• [AIM OF THE TASK]: Pictures in the data below are not part of the copy; transcribe everything else exactly.

>>>

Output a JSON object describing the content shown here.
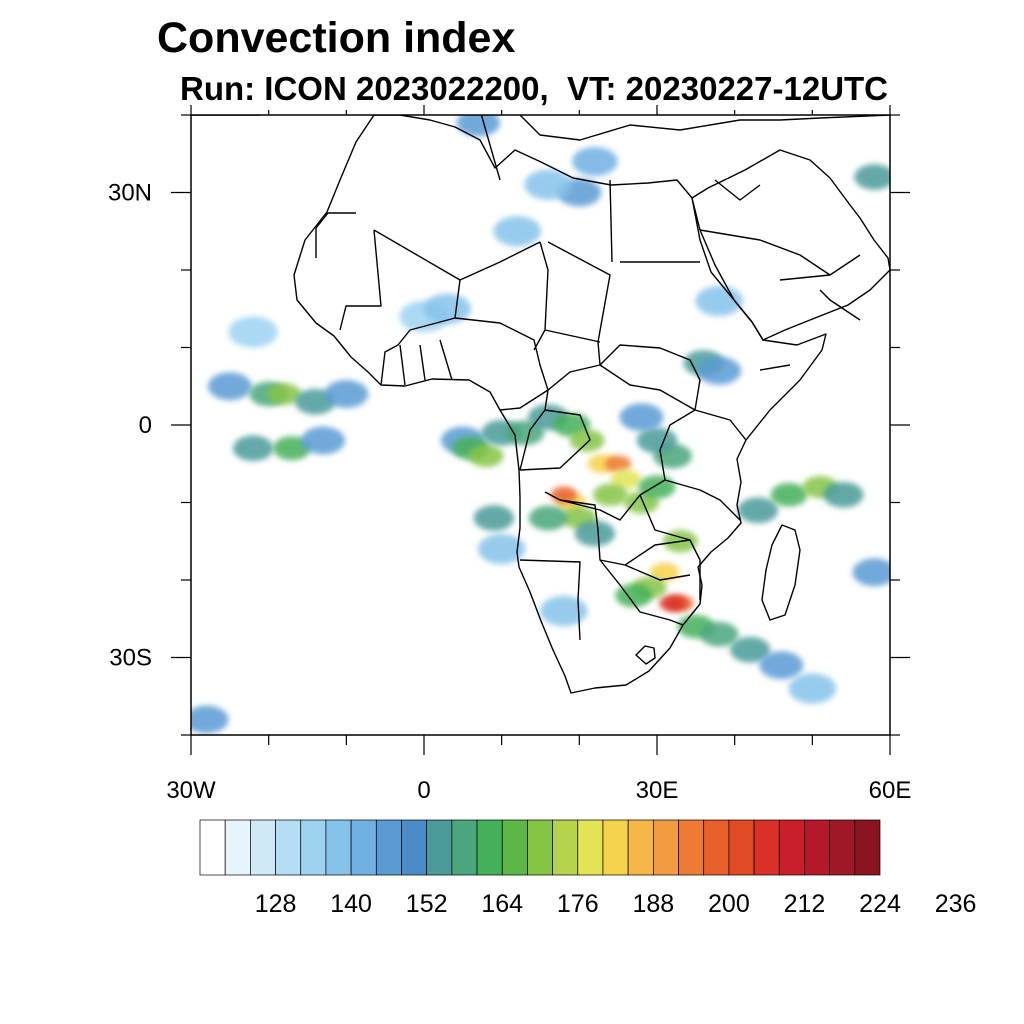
{
  "title": "Convection index",
  "subtitle": "Run: ICON 2023022200,  VT: 20230227-12UTC",
  "chart_data": {
    "type": "heatmap",
    "title": "Convection index",
    "subtitle": "Run: ICON 2023022200,  VT: 20230227-12UTC",
    "x_ticks": [
      "30W",
      "0",
      "30E",
      "60E"
    ],
    "y_ticks": [
      "30N",
      "0",
      "30S"
    ],
    "lon_range": [
      -30,
      60
    ],
    "lat_range": [
      -40,
      40
    ],
    "colorbar": {
      "labels": [
        "128",
        "140",
        "152",
        "164",
        "176",
        "188",
        "200",
        "212",
        "224",
        "236"
      ],
      "colors": [
        "#ffffff",
        "#e6f4fb",
        "#cfe9f7",
        "#b5def4",
        "#9dd3f1",
        "#86c3ea",
        "#70b0e2",
        "#5a9bd4",
        "#4a8dc6",
        "#4a9b9a",
        "#4aa67b",
        "#45b05a",
        "#5ab748",
        "#86c446",
        "#b4d34a",
        "#e2e455",
        "#f5d24b",
        "#f5b748",
        "#f39b40",
        "#ee7b33",
        "#e86029",
        "#e04a25",
        "#d93127",
        "#c91f2a",
        "#b5182b",
        "#9e1828",
        "#8a1520"
      ]
    },
    "cells": [
      {
        "lon": 0,
        "lat": 14,
        "v": 135
      },
      {
        "lon": 3,
        "lat": 15,
        "v": 140
      },
      {
        "lon": -25,
        "lat": 5,
        "v": 150
      },
      {
        "lon": -20,
        "lat": 4,
        "v": 165
      },
      {
        "lon": -18,
        "lat": 4,
        "v": 178
      },
      {
        "lon": -14,
        "lat": 3,
        "v": 160
      },
      {
        "lon": -10,
        "lat": 4,
        "v": 150
      },
      {
        "lon": -22,
        "lat": -3,
        "v": 160
      },
      {
        "lon": -17,
        "lat": -3,
        "v": 168
      },
      {
        "lon": -13,
        "lat": -2,
        "v": 150
      },
      {
        "lon": 5,
        "lat": -2,
        "v": 150
      },
      {
        "lon": 6,
        "lat": -3,
        "v": 170
      },
      {
        "lon": 8,
        "lat": -4,
        "v": 176
      },
      {
        "lon": 10,
        "lat": -1,
        "v": 160
      },
      {
        "lon": 13,
        "lat": -1,
        "v": 165
      },
      {
        "lon": 16,
        "lat": 1,
        "v": 160
      },
      {
        "lon": 19,
        "lat": 0,
        "v": 168
      },
      {
        "lon": 21,
        "lat": -2,
        "v": 176
      },
      {
        "lon": 23,
        "lat": -5,
        "v": 190
      },
      {
        "lon": 25,
        "lat": -5,
        "v": 205
      },
      {
        "lon": 26,
        "lat": -7,
        "v": 188
      },
      {
        "lon": 24,
        "lat": -9,
        "v": 176
      },
      {
        "lon": 19,
        "lat": -10,
        "v": 190
      },
      {
        "lon": 18,
        "lat": -9,
        "v": 210
      },
      {
        "lon": 20,
        "lat": -12,
        "v": 176
      },
      {
        "lon": 16,
        "lat": -12,
        "v": 165
      },
      {
        "lon": 22,
        "lat": -14,
        "v": 160
      },
      {
        "lon": 28,
        "lat": -10,
        "v": 176
      },
      {
        "lon": 30,
        "lat": -8,
        "v": 170
      },
      {
        "lon": 32,
        "lat": -4,
        "v": 165
      },
      {
        "lon": 30,
        "lat": -2,
        "v": 160
      },
      {
        "lon": 28,
        "lat": 1,
        "v": 150
      },
      {
        "lon": 36,
        "lat": 8,
        "v": 160
      },
      {
        "lon": 38,
        "lat": 7,
        "v": 150
      },
      {
        "lon": 33,
        "lat": -15,
        "v": 176
      },
      {
        "lon": 31,
        "lat": -19,
        "v": 190
      },
      {
        "lon": 33,
        "lat": -23,
        "v": 210
      },
      {
        "lon": 32,
        "lat": -23,
        "v": 220
      },
      {
        "lon": 29,
        "lat": -21,
        "v": 176
      },
      {
        "lon": 27,
        "lat": -22,
        "v": 170
      },
      {
        "lon": 35,
        "lat": -26,
        "v": 170
      },
      {
        "lon": 38,
        "lat": -27,
        "v": 165
      },
      {
        "lon": 42,
        "lat": -29,
        "v": 160
      },
      {
        "lon": 46,
        "lat": -31,
        "v": 150
      },
      {
        "lon": 50,
        "lat": -34,
        "v": 140
      },
      {
        "lon": 43,
        "lat": -11,
        "v": 160
      },
      {
        "lon": 47,
        "lat": -9,
        "v": 170
      },
      {
        "lon": 51,
        "lat": -8,
        "v": 176
      },
      {
        "lon": 54,
        "lat": -9,
        "v": 160
      },
      {
        "lon": 58,
        "lat": -19,
        "v": 150
      },
      {
        "lon": 18,
        "lat": -24,
        "v": 140
      },
      {
        "lon": 10,
        "lat": -16,
        "v": 140
      },
      {
        "lon": 9,
        "lat": -12,
        "v": 160
      },
      {
        "lon": 20,
        "lat": 30,
        "v": 150
      },
      {
        "lon": 16,
        "lat": 31,
        "v": 140
      },
      {
        "lon": 22,
        "lat": 34,
        "v": 145
      },
      {
        "lon": 12,
        "lat": 25,
        "v": 140
      },
      {
        "lon": 7,
        "lat": 39,
        "v": 152
      },
      {
        "lon": 38,
        "lat": 16,
        "v": 140
      },
      {
        "lon": 58,
        "lat": 32,
        "v": 160
      },
      {
        "lon": -28,
        "lat": -38,
        "v": 150
      },
      {
        "lon": -22,
        "lat": 12,
        "v": 135
      }
    ]
  }
}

<<<

• [SOLUTION TO THIS PROBLEM]:
Output a JSON object describing the content shown here.
{
  "title": "Convection index",
  "subtitle": "Run: ICON 2023022200,  VT: 20230227-12UTC",
  "chart_data": {
    "type": "heatmap",
    "title": "Convection index",
    "subtitle": "Run: ICON 2023022200,  VT: 20230227-12UTC",
    "x_ticks": [
      "30W",
      "0",
      "30E",
      "60E"
    ],
    "y_ticks": [
      "30N",
      "0",
      "30S"
    ],
    "lon_range": [
      -30,
      60
    ],
    "lat_range": [
      -40,
      40
    ],
    "colorbar": {
      "labels": [
        "128",
        "140",
        "152",
        "164",
        "176",
        "188",
        "200",
        "212",
        "224",
        "236"
      ],
      "colors": [
        "#ffffff",
        "#e6f4fb",
        "#cfe9f7",
        "#b5def4",
        "#9dd3f1",
        "#86c3ea",
        "#70b0e2",
        "#5a9bd4",
        "#4a8dc6",
        "#4a9b9a",
        "#4aa67b",
        "#45b05a",
        "#5ab748",
        "#86c446",
        "#b4d34a",
        "#e2e455",
        "#f5d24b",
        "#f5b748",
        "#f39b40",
        "#ee7b33",
        "#e86029",
        "#e04a25",
        "#d93127",
        "#c91f2a",
        "#b5182b",
        "#9e1828",
        "#8a1520"
      ]
    },
    "cells": [
      {
        "lon": 0,
        "lat": 14,
        "v": 135
      },
      {
        "lon": 3,
        "lat": 15,
        "v": 140
      },
      {
        "lon": -25,
        "lat": 5,
        "v": 150
      },
      {
        "lon": -20,
        "lat": 4,
        "v": 165
      },
      {
        "lon": -18,
        "lat": 4,
        "v": 178
      },
      {
        "lon": -14,
        "lat": 3,
        "v": 160
      },
      {
        "lon": -10,
        "lat": 4,
        "v": 150
      },
      {
        "lon": -22,
        "lat": -3,
        "v": 160
      },
      {
        "lon": -17,
        "lat": -3,
        "v": 168
      },
      {
        "lon": -13,
        "lat": -2,
        "v": 150
      },
      {
        "lon": 5,
        "lat": -2,
        "v": 150
      },
      {
        "lon": 6,
        "lat": -3,
        "v": 170
      },
      {
        "lon": 8,
        "lat": -4,
        "v": 176
      },
      {
        "lon": 10,
        "lat": -1,
        "v": 160
      },
      {
        "lon": 13,
        "lat": -1,
        "v": 165
      },
      {
        "lon": 16,
        "lat": 1,
        "v": 160
      },
      {
        "lon": 19,
        "lat": 0,
        "v": 168
      },
      {
        "lon": 21,
        "lat": -2,
        "v": 176
      },
      {
        "lon": 23,
        "lat": -5,
        "v": 190
      },
      {
        "lon": 25,
        "lat": -5,
        "v": 205
      },
      {
        "lon": 26,
        "lat": -7,
        "v": 188
      },
      {
        "lon": 24,
        "lat": -9,
        "v": 176
      },
      {
        "lon": 19,
        "lat": -10,
        "v": 190
      },
      {
        "lon": 18,
        "lat": -9,
        "v": 210
      },
      {
        "lon": 20,
        "lat": -12,
        "v": 176
      },
      {
        "lon": 16,
        "lat": -12,
        "v": 165
      },
      {
        "lon": 22,
        "lat": -14,
        "v": 160
      },
      {
        "lon": 28,
        "lat": -10,
        "v": 176
      },
      {
        "lon": 30,
        "lat": -8,
        "v": 170
      },
      {
        "lon": 32,
        "lat": -4,
        "v": 165
      },
      {
        "lon": 30,
        "lat": -2,
        "v": 160
      },
      {
        "lon": 28,
        "lat": 1,
        "v": 150
      },
      {
        "lon": 36,
        "lat": 8,
        "v": 160
      },
      {
        "lon": 38,
        "lat": 7,
        "v": 150
      },
      {
        "lon": 33,
        "lat": -15,
        "v": 176
      },
      {
        "lon": 31,
        "lat": -19,
        "v": 190
      },
      {
        "lon": 33,
        "lat": -23,
        "v": 210
      },
      {
        "lon": 32,
        "lat": -23,
        "v": 220
      },
      {
        "lon": 29,
        "lat": -21,
        "v": 176
      },
      {
        "lon": 27,
        "lat": -22,
        "v": 170
      },
      {
        "lon": 35,
        "lat": -26,
        "v": 170
      },
      {
        "lon": 38,
        "lat": -27,
        "v": 165
      },
      {
        "lon": 42,
        "lat": -29,
        "v": 160
      },
      {
        "lon": 46,
        "lat": -31,
        "v": 150
      },
      {
        "lon": 50,
        "lat": -34,
        "v": 140
      },
      {
        "lon": 43,
        "lat": -11,
        "v": 160
      },
      {
        "lon": 47,
        "lat": -9,
        "v": 170
      },
      {
        "lon": 51,
        "lat": -8,
        "v": 176
      },
      {
        "lon": 54,
        "lat": -9,
        "v": 160
      },
      {
        "lon": 58,
        "lat": -19,
        "v": 150
      },
      {
        "lon": 18,
        "lat": -24,
        "v": 140
      },
      {
        "lon": 10,
        "lat": -16,
        "v": 140
      },
      {
        "lon": 9,
        "lat": -12,
        "v": 160
      },
      {
        "lon": 20,
        "lat": 30,
        "v": 150
      },
      {
        "lon": 16,
        "lat": 31,
        "v": 140
      },
      {
        "lon": 22,
        "lat": 34,
        "v": 145
      },
      {
        "lon": 12,
        "lat": 25,
        "v": 140
      },
      {
        "lon": 7,
        "lat": 39,
        "v": 152
      },
      {
        "lon": 38,
        "lat": 16,
        "v": 140
      },
      {
        "lon": 58,
        "lat": 32,
        "v": 160
      },
      {
        "lon": -28,
        "lat": -38,
        "v": 150
      },
      {
        "lon": -22,
        "lat": 12,
        "v": 135
      }
    ]
  }
}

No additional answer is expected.